Supplied data:
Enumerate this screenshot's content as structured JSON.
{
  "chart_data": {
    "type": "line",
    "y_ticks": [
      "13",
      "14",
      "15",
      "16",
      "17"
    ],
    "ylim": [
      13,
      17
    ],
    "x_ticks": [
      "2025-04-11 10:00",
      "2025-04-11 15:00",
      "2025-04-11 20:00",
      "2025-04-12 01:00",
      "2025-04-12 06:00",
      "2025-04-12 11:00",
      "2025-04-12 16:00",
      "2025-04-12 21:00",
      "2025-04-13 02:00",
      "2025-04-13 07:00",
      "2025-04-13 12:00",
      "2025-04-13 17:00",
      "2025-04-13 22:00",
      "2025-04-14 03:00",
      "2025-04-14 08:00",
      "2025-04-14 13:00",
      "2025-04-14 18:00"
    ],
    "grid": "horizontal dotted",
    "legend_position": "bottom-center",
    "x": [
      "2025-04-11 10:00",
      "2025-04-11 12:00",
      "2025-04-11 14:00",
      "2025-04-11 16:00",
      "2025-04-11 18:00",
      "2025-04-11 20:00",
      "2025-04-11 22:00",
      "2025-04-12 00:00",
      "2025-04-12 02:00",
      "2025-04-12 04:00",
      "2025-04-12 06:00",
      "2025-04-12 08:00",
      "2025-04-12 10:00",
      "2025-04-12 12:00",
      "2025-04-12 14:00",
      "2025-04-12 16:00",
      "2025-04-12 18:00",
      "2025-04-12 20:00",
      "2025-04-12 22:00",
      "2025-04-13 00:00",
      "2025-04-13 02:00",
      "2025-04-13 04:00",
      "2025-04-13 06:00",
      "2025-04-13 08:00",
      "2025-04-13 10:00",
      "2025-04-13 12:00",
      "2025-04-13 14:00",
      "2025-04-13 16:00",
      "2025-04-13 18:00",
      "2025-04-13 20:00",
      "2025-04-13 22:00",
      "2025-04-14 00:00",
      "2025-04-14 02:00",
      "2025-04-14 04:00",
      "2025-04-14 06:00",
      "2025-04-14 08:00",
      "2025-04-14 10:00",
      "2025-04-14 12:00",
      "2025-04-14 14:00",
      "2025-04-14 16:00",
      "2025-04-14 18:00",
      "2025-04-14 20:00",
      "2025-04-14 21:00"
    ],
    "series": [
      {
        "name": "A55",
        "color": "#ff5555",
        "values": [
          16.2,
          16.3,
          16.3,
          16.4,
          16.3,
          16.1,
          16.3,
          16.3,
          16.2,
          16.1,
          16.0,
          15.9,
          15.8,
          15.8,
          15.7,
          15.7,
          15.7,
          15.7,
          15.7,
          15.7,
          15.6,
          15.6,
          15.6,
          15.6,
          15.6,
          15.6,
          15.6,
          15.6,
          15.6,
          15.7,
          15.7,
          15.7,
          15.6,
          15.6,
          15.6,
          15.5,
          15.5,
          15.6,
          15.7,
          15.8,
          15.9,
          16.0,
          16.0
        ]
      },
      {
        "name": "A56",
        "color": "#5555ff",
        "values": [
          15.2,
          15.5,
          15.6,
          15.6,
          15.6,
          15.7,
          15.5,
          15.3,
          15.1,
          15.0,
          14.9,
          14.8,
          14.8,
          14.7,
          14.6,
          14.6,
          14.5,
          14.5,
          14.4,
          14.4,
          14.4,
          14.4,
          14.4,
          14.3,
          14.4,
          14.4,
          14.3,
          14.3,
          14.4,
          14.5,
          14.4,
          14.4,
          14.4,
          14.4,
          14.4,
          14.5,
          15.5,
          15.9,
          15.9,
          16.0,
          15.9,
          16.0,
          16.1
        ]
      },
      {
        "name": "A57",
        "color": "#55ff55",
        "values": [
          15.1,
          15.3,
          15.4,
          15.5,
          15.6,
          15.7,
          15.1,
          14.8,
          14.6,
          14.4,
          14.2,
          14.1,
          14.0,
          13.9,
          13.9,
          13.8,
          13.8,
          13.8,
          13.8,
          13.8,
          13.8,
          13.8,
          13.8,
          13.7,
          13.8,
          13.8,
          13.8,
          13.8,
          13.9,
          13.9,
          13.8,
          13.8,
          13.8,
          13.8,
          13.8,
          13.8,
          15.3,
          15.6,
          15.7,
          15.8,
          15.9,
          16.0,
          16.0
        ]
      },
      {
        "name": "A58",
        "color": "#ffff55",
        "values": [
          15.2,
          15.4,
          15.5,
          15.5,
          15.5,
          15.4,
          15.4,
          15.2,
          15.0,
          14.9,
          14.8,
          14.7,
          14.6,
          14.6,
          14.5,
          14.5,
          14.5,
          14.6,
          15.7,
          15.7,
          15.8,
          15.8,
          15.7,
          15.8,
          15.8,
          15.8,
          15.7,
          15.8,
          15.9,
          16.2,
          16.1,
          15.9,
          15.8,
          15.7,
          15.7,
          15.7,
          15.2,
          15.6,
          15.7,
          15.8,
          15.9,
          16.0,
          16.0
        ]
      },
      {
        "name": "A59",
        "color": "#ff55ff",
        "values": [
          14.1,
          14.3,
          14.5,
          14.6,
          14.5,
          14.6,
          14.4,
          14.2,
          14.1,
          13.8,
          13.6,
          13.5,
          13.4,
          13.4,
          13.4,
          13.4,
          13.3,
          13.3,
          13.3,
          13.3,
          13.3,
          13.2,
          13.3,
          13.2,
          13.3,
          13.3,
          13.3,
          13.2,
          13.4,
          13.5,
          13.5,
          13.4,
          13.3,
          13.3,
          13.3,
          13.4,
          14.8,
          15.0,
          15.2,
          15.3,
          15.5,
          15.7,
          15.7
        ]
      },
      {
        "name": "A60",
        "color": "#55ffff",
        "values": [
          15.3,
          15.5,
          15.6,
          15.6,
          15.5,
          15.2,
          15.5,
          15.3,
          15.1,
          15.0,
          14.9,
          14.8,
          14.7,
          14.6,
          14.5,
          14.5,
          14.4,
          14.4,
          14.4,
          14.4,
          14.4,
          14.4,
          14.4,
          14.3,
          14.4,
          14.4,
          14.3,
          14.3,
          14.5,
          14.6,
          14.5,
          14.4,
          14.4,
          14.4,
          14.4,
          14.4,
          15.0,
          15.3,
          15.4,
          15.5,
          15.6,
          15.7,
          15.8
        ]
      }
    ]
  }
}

Short exercise:
Your task is to extract all of the records exactly.

Exercise answer:
Enumerate this screenshot's content as structured JSON.
{
  "chart_data": {
    "type": "line",
    "y_ticks": [
      "13",
      "14",
      "15",
      "16",
      "17"
    ],
    "ylim": [
      13,
      17
    ],
    "x_ticks": [
      "2025-04-11 10:00",
      "2025-04-11 15:00",
      "2025-04-11 20:00",
      "2025-04-12 01:00",
      "2025-04-12 06:00",
      "2025-04-12 11:00",
      "2025-04-12 16:00",
      "2025-04-12 21:00",
      "2025-04-13 02:00",
      "2025-04-13 07:00",
      "2025-04-13 12:00",
      "2025-04-13 17:00",
      "2025-04-13 22:00",
      "2025-04-14 03:00",
      "2025-04-14 08:00",
      "2025-04-14 13:00",
      "2025-04-14 18:00"
    ],
    "grid": "horizontal dotted",
    "legend_position": "bottom-center",
    "x": [
      "2025-04-11 10:00",
      "2025-04-11 12:00",
      "2025-04-11 14:00",
      "2025-04-11 16:00",
      "2025-04-11 18:00",
      "2025-04-11 20:00",
      "2025-04-11 22:00",
      "2025-04-12 00:00",
      "2025-04-12 02:00",
      "2025-04-12 04:00",
      "2025-04-12 06:00",
      "2025-04-12 08:00",
      "2025-04-12 10:00",
      "2025-04-12 12:00",
      "2025-04-12 14:00",
      "2025-04-12 16:00",
      "2025-04-12 18:00",
      "2025-04-12 20:00",
      "2025-04-12 22:00",
      "2025-04-13 00:00",
      "2025-04-13 02:00",
      "2025-04-13 04:00",
      "2025-04-13 06:00",
      "2025-04-13 08:00",
      "2025-04-13 10:00",
      "2025-04-13 12:00",
      "2025-04-13 14:00",
      "2025-04-13 16:00",
      "2025-04-13 18:00",
      "2025-04-13 20:00",
      "2025-04-13 22:00",
      "2025-04-14 00:00",
      "2025-04-14 02:00",
      "2025-04-14 04:00",
      "2025-04-14 06:00",
      "2025-04-14 08:00",
      "2025-04-14 10:00",
      "2025-04-14 12:00",
      "2025-04-14 14:00",
      "2025-04-14 16:00",
      "2025-04-14 18:00",
      "2025-04-14 20:00",
      "2025-04-14 21:00"
    ],
    "series": [
      {
        "name": "A55",
        "color": "#ff5555",
        "values": [
          16.2,
          16.3,
          16.3,
          16.4,
          16.3,
          16.1,
          16.3,
          16.3,
          16.2,
          16.1,
          16.0,
          15.9,
          15.8,
          15.8,
          15.7,
          15.7,
          15.7,
          15.7,
          15.7,
          15.7,
          15.6,
          15.6,
          15.6,
          15.6,
          15.6,
          15.6,
          15.6,
          15.6,
          15.6,
          15.7,
          15.7,
          15.7,
          15.6,
          15.6,
          15.6,
          15.5,
          15.5,
          15.6,
          15.7,
          15.8,
          15.9,
          16.0,
          16.0
        ]
      },
      {
        "name": "A56",
        "color": "#5555ff",
        "values": [
          15.2,
          15.5,
          15.6,
          15.6,
          15.6,
          15.7,
          15.5,
          15.3,
          15.1,
          15.0,
          14.9,
          14.8,
          14.8,
          14.7,
          14.6,
          14.6,
          14.5,
          14.5,
          14.4,
          14.4,
          14.4,
          14.4,
          14.4,
          14.3,
          14.4,
          14.4,
          14.3,
          14.3,
          14.4,
          14.5,
          14.4,
          14.4,
          14.4,
          14.4,
          14.4,
          14.5,
          15.5,
          15.9,
          15.9,
          16.0,
          15.9,
          16.0,
          16.1
        ]
      },
      {
        "name": "A57",
        "color": "#55ff55",
        "values": [
          15.1,
          15.3,
          15.4,
          15.5,
          15.6,
          15.7,
          15.1,
          14.8,
          14.6,
          14.4,
          14.2,
          14.1,
          14.0,
          13.9,
          13.9,
          13.8,
          13.8,
          13.8,
          13.8,
          13.8,
          13.8,
          13.8,
          13.8,
          13.7,
          13.8,
          13.8,
          13.8,
          13.8,
          13.9,
          13.9,
          13.8,
          13.8,
          13.8,
          13.8,
          13.8,
          13.8,
          15.3,
          15.6,
          15.7,
          15.8,
          15.9,
          16.0,
          16.0
        ]
      },
      {
        "name": "A58",
        "color": "#ffff55",
        "values": [
          15.2,
          15.4,
          15.5,
          15.5,
          15.5,
          15.4,
          15.4,
          15.2,
          15.0,
          14.9,
          14.8,
          14.7,
          14.6,
          14.6,
          14.5,
          14.5,
          14.5,
          14.6,
          15.7,
          15.7,
          15.8,
          15.8,
          15.7,
          15.8,
          15.8,
          15.8,
          15.7,
          15.8,
          15.9,
          16.2,
          16.1,
          15.9,
          15.8,
          15.7,
          15.7,
          15.7,
          15.2,
          15.6,
          15.7,
          15.8,
          15.9,
          16.0,
          16.0
        ]
      },
      {
        "name": "A59",
        "color": "#ff55ff",
        "values": [
          14.1,
          14.3,
          14.5,
          14.6,
          14.5,
          14.6,
          14.4,
          14.2,
          14.1,
          13.8,
          13.6,
          13.5,
          13.4,
          13.4,
          13.4,
          13.4,
          13.3,
          13.3,
          13.3,
          13.3,
          13.3,
          13.2,
          13.3,
          13.2,
          13.3,
          13.3,
          13.3,
          13.2,
          13.4,
          13.5,
          13.5,
          13.4,
          13.3,
          13.3,
          13.3,
          13.4,
          14.8,
          15.0,
          15.2,
          15.3,
          15.5,
          15.7,
          15.7
        ]
      },
      {
        "name": "A60",
        "color": "#55ffff",
        "values": [
          15.3,
          15.5,
          15.6,
          15.6,
          15.5,
          15.2,
          15.5,
          15.3,
          15.1,
          15.0,
          14.9,
          14.8,
          14.7,
          14.6,
          14.5,
          14.5,
          14.4,
          14.4,
          14.4,
          14.4,
          14.4,
          14.4,
          14.4,
          14.3,
          14.4,
          14.4,
          14.3,
          14.3,
          14.5,
          14.6,
          14.5,
          14.4,
          14.4,
          14.4,
          14.4,
          14.4,
          15.0,
          15.3,
          15.4,
          15.5,
          15.6,
          15.7,
          15.8
        ]
      }
    ]
  }
}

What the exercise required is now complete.